# EXERCISE INSTRUCTIONS:
Extract the lines that hold the string "this".

--- START TASK DATA ---

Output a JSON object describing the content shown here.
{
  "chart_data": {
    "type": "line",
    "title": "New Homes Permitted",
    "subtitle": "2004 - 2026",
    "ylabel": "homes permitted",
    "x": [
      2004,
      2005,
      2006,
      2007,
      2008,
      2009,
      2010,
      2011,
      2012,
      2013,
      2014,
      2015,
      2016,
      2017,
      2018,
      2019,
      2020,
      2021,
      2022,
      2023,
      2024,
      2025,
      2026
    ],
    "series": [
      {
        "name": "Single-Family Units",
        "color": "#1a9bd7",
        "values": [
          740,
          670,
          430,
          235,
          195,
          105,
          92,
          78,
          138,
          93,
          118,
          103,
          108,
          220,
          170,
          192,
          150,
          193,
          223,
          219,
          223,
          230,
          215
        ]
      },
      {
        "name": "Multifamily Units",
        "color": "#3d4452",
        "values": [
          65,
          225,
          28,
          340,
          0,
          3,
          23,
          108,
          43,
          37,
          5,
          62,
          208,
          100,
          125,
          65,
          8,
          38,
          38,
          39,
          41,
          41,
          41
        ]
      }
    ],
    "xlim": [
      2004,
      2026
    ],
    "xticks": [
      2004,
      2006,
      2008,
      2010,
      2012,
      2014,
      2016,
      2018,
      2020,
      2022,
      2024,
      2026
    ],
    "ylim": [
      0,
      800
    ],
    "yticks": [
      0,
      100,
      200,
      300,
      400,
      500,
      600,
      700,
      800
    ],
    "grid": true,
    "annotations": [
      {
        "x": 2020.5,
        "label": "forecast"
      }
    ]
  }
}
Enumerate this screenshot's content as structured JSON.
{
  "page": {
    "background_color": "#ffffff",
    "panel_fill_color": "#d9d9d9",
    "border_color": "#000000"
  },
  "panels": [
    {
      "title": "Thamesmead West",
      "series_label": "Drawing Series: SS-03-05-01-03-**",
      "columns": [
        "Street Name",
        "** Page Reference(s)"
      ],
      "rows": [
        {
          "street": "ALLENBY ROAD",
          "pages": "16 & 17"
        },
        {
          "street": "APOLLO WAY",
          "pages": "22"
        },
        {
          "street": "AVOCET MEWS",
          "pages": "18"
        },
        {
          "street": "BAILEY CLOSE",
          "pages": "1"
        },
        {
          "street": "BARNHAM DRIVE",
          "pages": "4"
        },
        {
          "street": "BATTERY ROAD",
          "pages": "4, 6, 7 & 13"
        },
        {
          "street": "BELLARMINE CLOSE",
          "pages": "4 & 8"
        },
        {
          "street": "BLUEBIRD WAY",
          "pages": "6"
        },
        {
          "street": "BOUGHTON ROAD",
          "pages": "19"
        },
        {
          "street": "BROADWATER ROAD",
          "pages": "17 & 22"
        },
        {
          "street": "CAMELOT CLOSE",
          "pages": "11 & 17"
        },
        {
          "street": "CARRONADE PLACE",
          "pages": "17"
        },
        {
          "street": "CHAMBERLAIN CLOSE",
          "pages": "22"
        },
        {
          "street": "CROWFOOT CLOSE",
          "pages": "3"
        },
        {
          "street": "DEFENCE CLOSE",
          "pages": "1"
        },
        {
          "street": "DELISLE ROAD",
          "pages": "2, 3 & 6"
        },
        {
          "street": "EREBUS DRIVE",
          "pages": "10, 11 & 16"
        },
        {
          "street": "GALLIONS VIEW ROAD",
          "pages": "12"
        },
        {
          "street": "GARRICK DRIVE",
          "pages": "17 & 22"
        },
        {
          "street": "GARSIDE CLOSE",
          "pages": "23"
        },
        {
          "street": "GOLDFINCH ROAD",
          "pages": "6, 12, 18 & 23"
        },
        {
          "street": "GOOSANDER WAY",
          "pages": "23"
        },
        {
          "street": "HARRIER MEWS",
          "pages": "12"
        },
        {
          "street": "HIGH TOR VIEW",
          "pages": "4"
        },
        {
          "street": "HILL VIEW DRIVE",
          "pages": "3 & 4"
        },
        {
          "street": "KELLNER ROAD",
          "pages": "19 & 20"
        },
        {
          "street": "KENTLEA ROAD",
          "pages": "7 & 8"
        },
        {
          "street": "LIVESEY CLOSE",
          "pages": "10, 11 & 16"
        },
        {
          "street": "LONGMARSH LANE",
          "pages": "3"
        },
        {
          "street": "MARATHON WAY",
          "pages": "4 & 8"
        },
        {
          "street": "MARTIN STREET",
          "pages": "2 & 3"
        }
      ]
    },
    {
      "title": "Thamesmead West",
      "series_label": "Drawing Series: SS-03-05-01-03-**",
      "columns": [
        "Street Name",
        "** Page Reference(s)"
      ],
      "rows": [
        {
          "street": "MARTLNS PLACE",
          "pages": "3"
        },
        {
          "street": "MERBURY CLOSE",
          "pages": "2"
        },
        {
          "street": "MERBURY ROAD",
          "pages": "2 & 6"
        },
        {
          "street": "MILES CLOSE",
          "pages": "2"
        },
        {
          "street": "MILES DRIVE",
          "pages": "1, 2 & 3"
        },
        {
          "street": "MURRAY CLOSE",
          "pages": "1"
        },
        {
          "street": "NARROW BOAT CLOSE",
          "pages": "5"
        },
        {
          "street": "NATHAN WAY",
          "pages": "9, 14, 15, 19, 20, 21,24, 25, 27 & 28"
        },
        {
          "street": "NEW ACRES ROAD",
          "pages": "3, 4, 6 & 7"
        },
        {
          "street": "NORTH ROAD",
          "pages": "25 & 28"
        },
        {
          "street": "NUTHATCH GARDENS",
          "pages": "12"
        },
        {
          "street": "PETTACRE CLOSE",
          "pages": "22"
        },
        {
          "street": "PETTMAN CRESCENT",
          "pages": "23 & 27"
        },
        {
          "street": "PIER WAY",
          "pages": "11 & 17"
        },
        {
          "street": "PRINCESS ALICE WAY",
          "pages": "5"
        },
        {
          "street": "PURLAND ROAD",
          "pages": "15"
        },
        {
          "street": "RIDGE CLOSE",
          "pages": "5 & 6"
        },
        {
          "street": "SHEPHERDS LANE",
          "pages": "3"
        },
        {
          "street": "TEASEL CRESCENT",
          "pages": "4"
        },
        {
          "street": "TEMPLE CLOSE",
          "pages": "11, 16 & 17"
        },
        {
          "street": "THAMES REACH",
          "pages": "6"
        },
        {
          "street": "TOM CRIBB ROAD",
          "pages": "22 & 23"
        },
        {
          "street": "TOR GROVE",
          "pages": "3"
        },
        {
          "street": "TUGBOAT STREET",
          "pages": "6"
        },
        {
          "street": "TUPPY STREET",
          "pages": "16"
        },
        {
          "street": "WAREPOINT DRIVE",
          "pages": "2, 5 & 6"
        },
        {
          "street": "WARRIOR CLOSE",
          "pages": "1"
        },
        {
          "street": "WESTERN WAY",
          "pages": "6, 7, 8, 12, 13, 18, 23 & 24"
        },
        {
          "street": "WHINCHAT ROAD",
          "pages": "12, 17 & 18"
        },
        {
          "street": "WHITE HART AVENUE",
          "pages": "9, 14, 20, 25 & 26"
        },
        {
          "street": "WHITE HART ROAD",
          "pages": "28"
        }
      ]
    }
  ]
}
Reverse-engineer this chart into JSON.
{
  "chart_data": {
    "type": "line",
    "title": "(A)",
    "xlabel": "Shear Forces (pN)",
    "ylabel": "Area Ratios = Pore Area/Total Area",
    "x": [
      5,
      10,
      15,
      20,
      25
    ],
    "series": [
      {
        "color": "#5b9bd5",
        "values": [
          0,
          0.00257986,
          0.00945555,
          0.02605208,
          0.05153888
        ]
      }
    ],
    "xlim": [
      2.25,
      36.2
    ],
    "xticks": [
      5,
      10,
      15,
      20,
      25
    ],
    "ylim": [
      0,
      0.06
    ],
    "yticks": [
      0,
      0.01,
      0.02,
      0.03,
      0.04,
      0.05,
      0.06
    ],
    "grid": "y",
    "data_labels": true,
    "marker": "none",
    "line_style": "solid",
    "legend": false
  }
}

--- END TASK DATA ---

# WORKED SOLUTION:
Enumerate this screenshot's content as structured JSON.
Reverse-engineer this chart into JSON.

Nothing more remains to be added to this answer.